DATA FOR THIS EXERCISE
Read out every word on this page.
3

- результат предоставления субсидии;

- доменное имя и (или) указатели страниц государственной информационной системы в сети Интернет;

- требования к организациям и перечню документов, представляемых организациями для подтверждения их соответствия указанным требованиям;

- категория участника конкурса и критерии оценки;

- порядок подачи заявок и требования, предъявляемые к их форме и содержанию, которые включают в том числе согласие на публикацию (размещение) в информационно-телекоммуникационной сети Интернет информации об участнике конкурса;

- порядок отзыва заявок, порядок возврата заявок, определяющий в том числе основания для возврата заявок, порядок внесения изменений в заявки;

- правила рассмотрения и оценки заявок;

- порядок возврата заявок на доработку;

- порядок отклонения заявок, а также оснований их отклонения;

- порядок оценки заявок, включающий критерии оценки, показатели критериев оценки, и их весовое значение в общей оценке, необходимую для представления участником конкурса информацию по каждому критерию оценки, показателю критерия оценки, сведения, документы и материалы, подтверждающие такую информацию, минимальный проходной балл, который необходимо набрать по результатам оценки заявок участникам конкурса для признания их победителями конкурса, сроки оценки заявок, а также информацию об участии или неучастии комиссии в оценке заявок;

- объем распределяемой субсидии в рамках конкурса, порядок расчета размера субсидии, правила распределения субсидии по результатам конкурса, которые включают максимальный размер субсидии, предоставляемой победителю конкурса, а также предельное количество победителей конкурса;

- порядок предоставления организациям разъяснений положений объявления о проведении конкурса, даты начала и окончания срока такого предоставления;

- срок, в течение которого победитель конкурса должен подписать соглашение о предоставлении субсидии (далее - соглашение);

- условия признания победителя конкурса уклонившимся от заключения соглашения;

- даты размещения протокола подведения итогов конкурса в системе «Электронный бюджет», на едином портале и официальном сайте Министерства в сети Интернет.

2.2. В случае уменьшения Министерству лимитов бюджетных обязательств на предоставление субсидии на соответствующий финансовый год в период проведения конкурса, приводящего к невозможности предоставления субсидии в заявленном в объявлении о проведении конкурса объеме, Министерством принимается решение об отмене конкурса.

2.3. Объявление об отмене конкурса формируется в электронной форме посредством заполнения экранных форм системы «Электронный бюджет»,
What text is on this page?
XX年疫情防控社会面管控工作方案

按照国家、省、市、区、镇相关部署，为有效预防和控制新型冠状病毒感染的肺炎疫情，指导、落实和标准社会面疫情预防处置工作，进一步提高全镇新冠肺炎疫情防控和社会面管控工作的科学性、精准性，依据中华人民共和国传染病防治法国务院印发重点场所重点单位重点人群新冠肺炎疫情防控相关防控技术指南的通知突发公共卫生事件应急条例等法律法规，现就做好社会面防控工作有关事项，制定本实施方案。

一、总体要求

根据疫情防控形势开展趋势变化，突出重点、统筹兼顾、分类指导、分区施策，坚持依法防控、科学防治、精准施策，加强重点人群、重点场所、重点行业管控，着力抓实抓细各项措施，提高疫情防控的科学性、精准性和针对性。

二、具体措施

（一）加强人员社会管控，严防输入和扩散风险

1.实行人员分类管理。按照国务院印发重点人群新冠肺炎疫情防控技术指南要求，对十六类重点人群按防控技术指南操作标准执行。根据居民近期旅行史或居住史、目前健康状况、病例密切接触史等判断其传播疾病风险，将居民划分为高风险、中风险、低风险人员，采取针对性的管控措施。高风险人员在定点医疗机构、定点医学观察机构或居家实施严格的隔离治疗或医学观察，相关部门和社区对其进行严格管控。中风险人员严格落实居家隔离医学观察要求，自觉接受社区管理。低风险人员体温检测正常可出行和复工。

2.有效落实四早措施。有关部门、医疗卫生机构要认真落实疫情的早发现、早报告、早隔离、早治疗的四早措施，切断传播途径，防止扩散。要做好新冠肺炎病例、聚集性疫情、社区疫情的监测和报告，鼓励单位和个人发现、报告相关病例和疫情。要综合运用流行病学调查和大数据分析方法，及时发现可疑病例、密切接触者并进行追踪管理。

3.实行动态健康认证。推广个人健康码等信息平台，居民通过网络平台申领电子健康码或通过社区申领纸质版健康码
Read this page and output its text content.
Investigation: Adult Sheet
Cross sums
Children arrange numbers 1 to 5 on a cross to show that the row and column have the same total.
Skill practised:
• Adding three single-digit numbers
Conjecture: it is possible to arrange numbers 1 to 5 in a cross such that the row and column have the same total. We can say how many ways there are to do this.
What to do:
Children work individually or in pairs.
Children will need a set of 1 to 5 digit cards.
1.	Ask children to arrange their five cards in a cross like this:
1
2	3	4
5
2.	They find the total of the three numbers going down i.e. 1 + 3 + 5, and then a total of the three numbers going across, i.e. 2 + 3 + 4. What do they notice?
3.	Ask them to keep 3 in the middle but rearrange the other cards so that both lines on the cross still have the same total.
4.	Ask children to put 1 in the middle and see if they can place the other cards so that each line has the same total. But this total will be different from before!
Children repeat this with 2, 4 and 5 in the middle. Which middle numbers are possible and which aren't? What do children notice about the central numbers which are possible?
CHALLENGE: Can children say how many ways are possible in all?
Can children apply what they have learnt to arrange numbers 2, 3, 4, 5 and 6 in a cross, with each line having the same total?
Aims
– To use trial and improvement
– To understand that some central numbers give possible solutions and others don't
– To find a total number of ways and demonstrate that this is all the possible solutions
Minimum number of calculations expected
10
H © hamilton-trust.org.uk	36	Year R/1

WHAT IS REQUIRED
Nothing should be left out: repeat all of the data exactly.

RESPONSE
Read out every word on this page.
3

- результат предоставления субсидии;

- доменное имя и (или) указатели страниц государственной информационной системы в сети Интернет;

- требования к организациям и перечню документов, представляемых организациями для подтверждения их соответствия указанным требованиям;

- категория участника конкурса и критерии оценки;

- порядок подачи заявок и требования, предъявляемые к их форме и содержанию, которые включают в том числе согласие на публикацию (размещение) в информационно-телекоммуникационной сети Интернет информации об участнике конкурса;

- порядок отзыва заявок, порядок возврата заявок, определяющий в том числе основания для возврата заявок, порядок внесения изменений в заявки;

- правила рассмотрения и оценки заявок;

- порядок возврата заявок на доработку;

- порядок отклонения заявок, а также оснований их отклонения;

- порядок оценки заявок, включающий критерии оценки, показатели критериев оценки, и их весовое значение в общей оценке, необходимую для представления участником конкурса информацию по каждому критерию оценки, показателю критерия оценки, сведения, документы и материалы, подтверждающие такую информацию, минимальный проходной балл, который необходимо набрать по результатам оценки заявок участникам конкурса для признания их победителями конкурса, сроки оценки заявок, а также информацию об участии или неучастии комиссии в оценке заявок;

- объем распределяемой субсидии в рамках конкурса, порядок расчета размера субсидии, правила распределения субсидии по результатам конкурса, которые включают максимальный размер субсидии, предоставляемой победителю конкурса, а также предельное количество победителей конкурса;

- порядок предоставления организациям разъяснений положений объявления о проведении конкурса, даты начала и окончания срока такого предоставления;

- срок, в течение которого победитель конкурса должен подписать соглашение о предоставлении субсидии (далее - соглашение);

- условия признания победителя конкурса уклонившимся от заключения соглашения;

- даты размещения протокола подведения итогов конкурса в системе «Электронный бюджет», на едином портале и официальном сайте Министерства в сети Интернет.

2.2. В случае уменьшения Министерству лимитов бюджетных обязательств на предоставление субсидии на соответствующий финансовый год в период проведения конкурса, приводящего к невозможности предоставления субсидии в заявленном в объявлении о проведении конкурса объеме, Министерством принимается решение об отмене конкурса.

2.3. Объявление об отмене конкурса формируется в электронной форме посредством заполнения экранных форм системы «Электронный бюджет»,
What text is on this page?
XX年疫情防控社会面管控工作方案

按照国家、省、市、区、镇相关部署，为有效预防和控制新型冠状病毒感染的肺炎疫情，指导、落实和标准社会面疫情预防处置工作，进一步提高全镇新冠肺炎疫情防控和社会面管控工作的科学性、精准性，依据中华人民共和国传染病防治法国务院印发重点场所重点单位重点人群新冠肺炎疫情防控相关防控技术指南的通知突发公共卫生事件应急条例等法律法规，现就做好社会面防控工作有关事项，制定本实施方案。

一、总体要求

根据疫情防控形势开展趋势变化，突出重点、统筹兼顾、分类指导、分区施策，坚持依法防控、科学防治、精准施策，加强重点人群、重点场所、重点行业管控，着力抓实抓细各项措施，提高疫情防控的科学性、精准性和针对性。

二、具体措施

（一）加强人员社会管控，严防输入和扩散风险

1.实行人员分类管理。按照国务院印发重点人群新冠肺炎疫情防控技术指南要求，对十六类重点人群按防控技术指南操作标准执行。根据居民近期旅行史或居住史、目前健康状况、病例密切接触史等判断其传播疾病风险，将居民划分为高风险、中风险、低风险人员，采取针对性的管控措施。高风险人员在定点医疗机构、定点医学观察机构或居家实施严格的隔离治疗或医学观察，相关部门和社区对其进行严格管控。中风险人员严格落实居家隔离医学观察要求，自觉接受社区管理。低风险人员体温检测正常可出行和复工。

2.有效落实四早措施。有关部门、医疗卫生机构要认真落实疫情的早发现、早报告、早隔离、早治疗的四早措施，切断传播途径，防止扩散。要做好新冠肺炎病例、聚集性疫情、社区疫情的监测和报告，鼓励单位和个人发现、报告相关病例和疫情。要综合运用流行病学调查和大数据分析方法，及时发现可疑病例、密切接触者并进行追踪管理。

3.实行动态健康认证。推广个人健康码等信息平台，居民通过网络平台申领电子健康码或通过社区申领纸质版健康码
Read this page and output its text content.
Investigation: Adult Sheet
Cross sums
Children arrange numbers 1 to 5 on a cross to show that the row and column have the same total.
Skill practised:
• Adding three single-digit numbers
Conjecture: it is possible to arrange numbers 1 to 5 in a cross such that the row and column have the same total. We can say how many ways there are to do this.
What to do:
Children work individually or in pairs.
Children will need a set of 1 to 5 digit cards.
1.	Ask children to arrange their five cards in a cross like this:
1
2	3	4
5
2.	They find the total of the three numbers going down i.e. 1 + 3 + 5, and then a total of the three numbers going across, i.e. 2 + 3 + 4. What do they notice?
3.	Ask them to keep 3 in the middle but rearrange the other cards so that both lines on the cross still have the same total.
4.	Ask children to put 1 in the middle and see if they can place the other cards so that each line has the same total. But this total will be different from before!
Children repeat this with 2, 4 and 5 in the middle. Which middle numbers are possible and which aren't? What do children notice about the central numbers which are possible?
CHALLENGE: Can children say how many ways are possible in all?
Can children apply what they have learnt to arrange numbers 2, 3, 4, 5 and 6 in a cross, with each line having the same total?
Aims
– To use trial and improvement
– To understand that some central numbers give possible solutions and others don't
– To find a total number of ways and demonstrate that this is all the possible solutions
Minimum number of calculations expected
10
H © hamilton-trust.org.uk	36	Year R/1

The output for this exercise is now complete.